Excerpt from a dataset
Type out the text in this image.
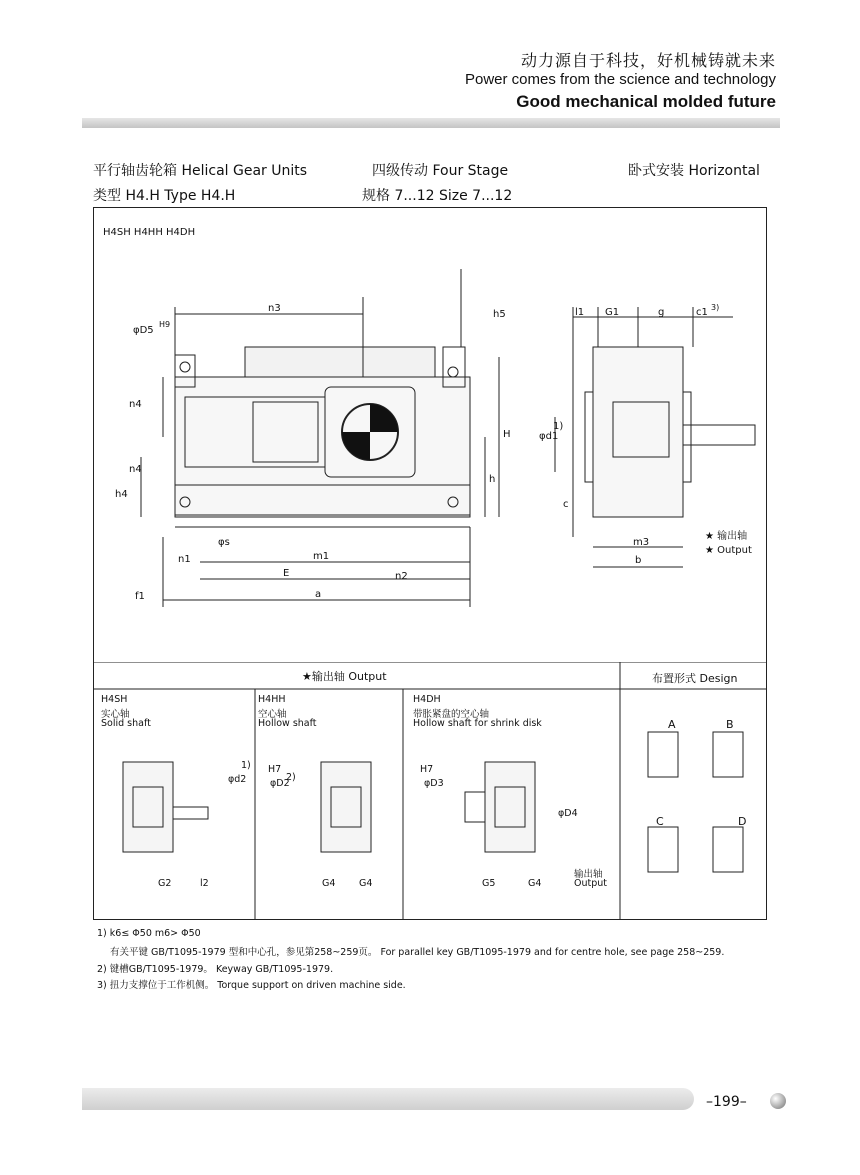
动力源自于科技，好机械铸就未来
Power comes from the science and technology
Good mechanical molded future
平行轴齿轮箱 Helical Gear Units	四级传动 Four Stage	卧式安装 Horizontal
类型 H4.H Type H4.H	规格 7...12 Size 7...12
H4SH H4HH H4DH
n3
φD5
H9
h5
n4
n4
h4
H
h
φs
n1	m1
E	n2
f1	a
l1 G1	g	c1 3)
φd1
1)
c
m3
b
★ 输出轴
★ Output
★输出轴 Output	布置形式 Design
H4SH
实心轴
Solid shaft
H4HH
空心轴
Hollow shaft
H4DH
带胀紧盘的空心轴
Hollow shaft for shrink disk
φd2
1)
G2	l2
H7
φD2
2)
G4 G4
H7
φD3
φD4
G5	G4
输出轴
Output
A	B
C	D
1) k6≤ Φ50 m6> Φ50
有关平键 GB/T1095-1979 型和中心孔，参见第258~259页。 For parallel key GB/T1095-1979 and for centre hole, see page 258~259.
2) 键槽GB/T1095-1979。 Keyway GB/T1095-1979.
3) 扭力支撑位于工作机侧。 Torque support on driven machine side.
–199–
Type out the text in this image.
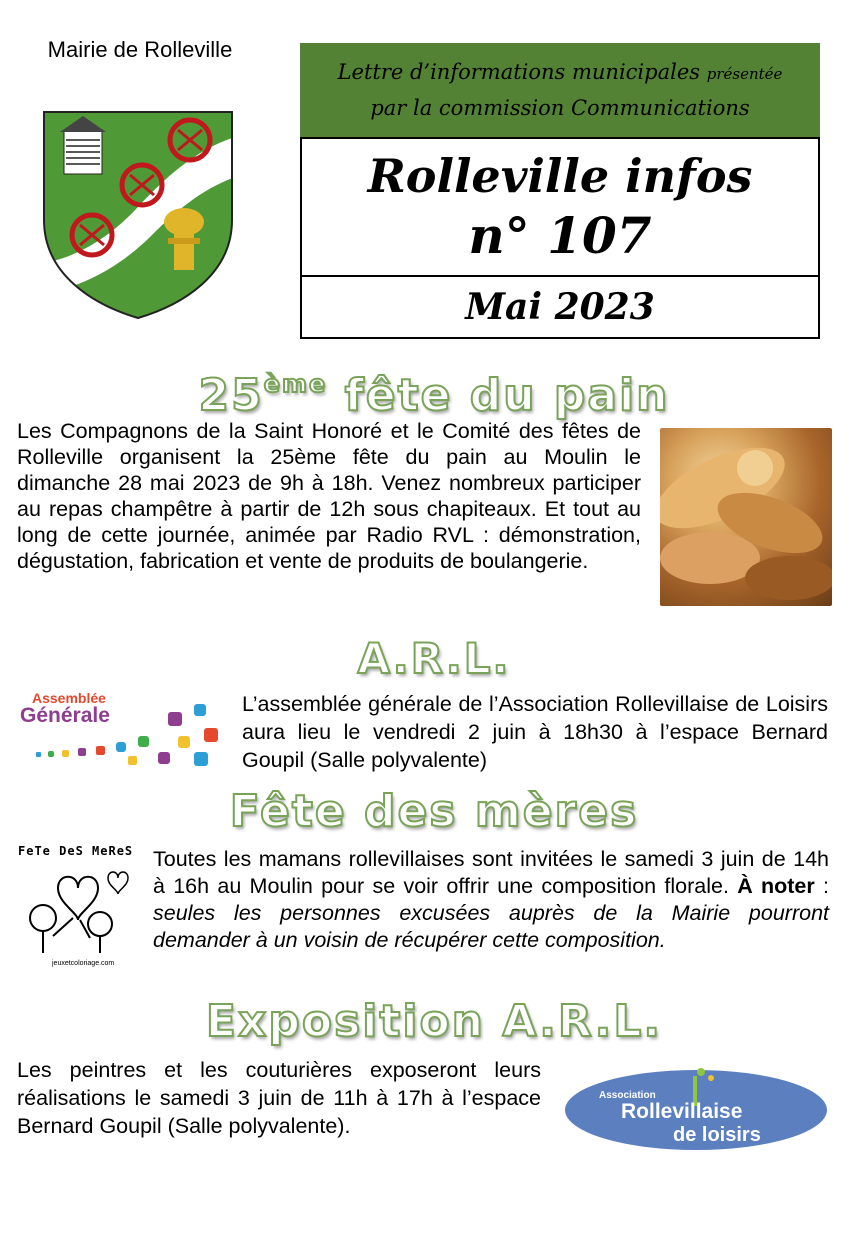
Mairie de Rolleville
Lettre d’informations municipales présentée
par la commission Communications
Rolleville infos
n° 107
Mai 2023
25ème fête du pain
Les Compagnons de la Saint Honoré et le Comité des fêtes de Rolleville organisent la 25ème fête du pain au Moulin le dimanche 28 mai 2023 de 9h à 18h. Venez nombreux participer au repas champêtre à partir de 12h sous chapiteaux. Et tout au long de cette journée, animée par Radio RVL : démonstration, dégustation, fabrication et vente de produits de boulangerie.
A.R.L.
Assemblée
Générale	L’assemblée générale de l’Association Rollevillaise de Loisirs aura lieu le vendredi 2 juin à 18h30 à l’espace Bernard Goupil (Salle polyvalente)
Fête des mères
FeTe DeS MeReS
jeuxetcoloriage.com
Toutes les mamans rollevillaises sont invitées le samedi 3 juin de 14h à 16h au Moulin pour se voir offrir une composition florale. À noter : seules les personnes excusées auprès de la Mairie pourront demander à un voisin de récupérer cette composition.
Exposition A.R.L.
Les peintres et les couturières exposeront leurs réalisations le samedi 3 juin de 11h à 17h à l’espace Bernard Goupil (Salle polyvalente).
Association
Rollevillaise
de loisirs
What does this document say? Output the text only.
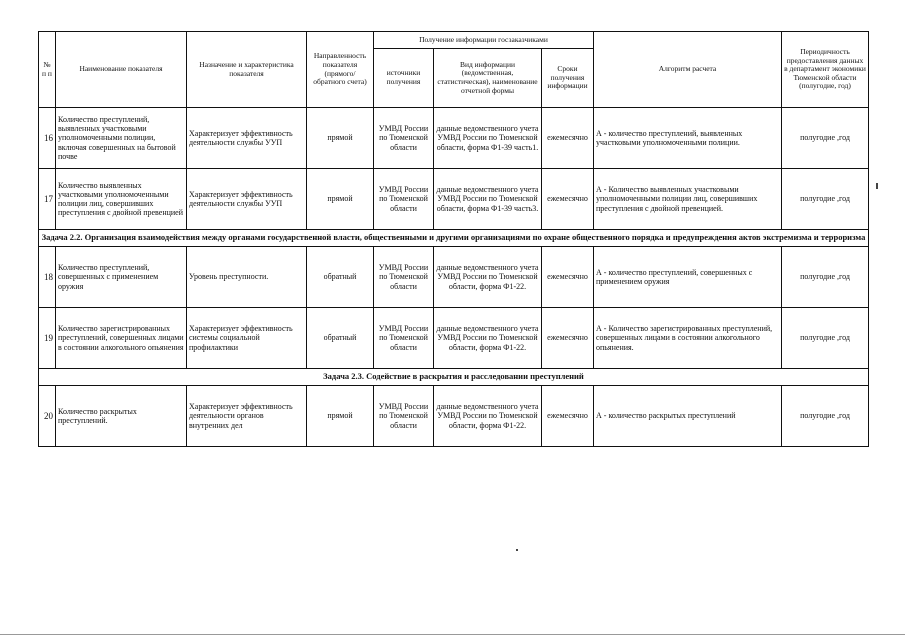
№ п п	Наименование показателя	Назначение и характеристика показателя	Направленность показателя (прямого/обратного счета)	Получение информации госзаказчиками			Алгоритм расчета	Периодичность предоставления данных в департамент экономики Тюменской области (полугодие, год)
				источники получения	Вид информации (ведомственная, статистическая), наименование отчетной формы	Сроки получения информации		
16	Количество преступлений, выявленных участковыми уполномоченными полиции, включая совершенных на бытовой почве	Характеризует эффективность деятельности службы УУП	прямой	УМВД России по Тюменской области	данные ведомственного учета УМВД России по Тюменской области, форма Ф1-39 часть1.	ежемесячно	А - количество преступлений, выявленных участковыми уполномоченными полиции.	полугодие ,год
17	Количество выявленных участковыми уполномоченными полиции лиц, совершивших преступления с двойной превенцией	Характеризует эффективность деятельности службы УУП	прямой	УМВД России по Тюменской области	данные ведомственного учета УМВД России по Тюменской области, форма Ф1-39 часть3.	ежемесячно	А - Количество выявленных участковыми уполномоченными полиции лиц, совершивших преступления с двойной превенцией.	полугодие ,год
Задача 2.2. Организация взаимодействия между органами государственной власти, общественными и другими организациями по охране общественного порядка и предупреждения актов экстремизма и терроризма								
18	Количество преступлений, совершенных с применением оружия	Уровень преступности.	обратный	УМВД России по Тюменской области	данные ведомственного учета УМВД России по Тюменской области, форма Ф1-22.	ежемесячно	А - количество преступлений, совершенных с применением оружия	полугодие ,год
19	Количество зарегистрированных преступлений, совершенных лицами в состоянии алкогольного опьянения	Характеризует эффективность системы социальной профилактики	обратный	УМВД России по Тюменской области	данные ведомственного учета УМВД России по Тюменской области, форма Ф1-22.	ежемесячно	А - Количество зарегистрированных преступлений, совершенных лицами в состоянии алкогольного опьянения.	полугодие ,год
Задача 2.3. Содействие в раскрытия и расследовании преступлений								
20	Количество раскрытых преступлений.	Характеризует эффективность деятельности органов внутренних дел	прямой	УМВД России по Тюменской области	данные ведомственного учета УМВД России по Тюменской области, форма Ф1-22.	ежемесячно	А - количество раскрытых преступлений	полугодие ,год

* [EXERCISE DETAILS]:
Using the material above, copy every line in which the string "прямой" occurs.

* [REPLY TO THE EXERCISE]:
16	Количество преступлений, выявленных участковыми уполномоченными полиции, включая совершенных на бытовой почве	Характеризует эффективность деятельности службы УУП	прямой	УМВД России по Тюменской области	данные ведомственного учета УМВД России по Тюменской области, форма Ф1-39 часть1.	ежемесячно	А - количество преступлений, выявленных участковыми уполномоченными полиции.	полугодие ,год
17	Количество выявленных участковыми уполномоченными полиции лиц, совершивших преступления с двойной превенцией	Характеризует эффективность деятельности службы УУП	прямой	УМВД России по Тюменской области	данные ведомственного учета УМВД России по Тюменской области, форма Ф1-39 часть3.	ежемесячно	А - Количество выявленных участковыми уполномоченными полиции лиц, совершивших преступления с двойной превенцией.	полугодие ,год
20	Количество раскрытых преступлений.	Характеризует эффективность деятельности органов внутренних дел	прямой	УМВД России по Тюменской области	данные ведомственного учета УМВД России по Тюменской области, форма Ф1-22.	ежемесячно	А - количество раскрытых преступлений	полугодие ,год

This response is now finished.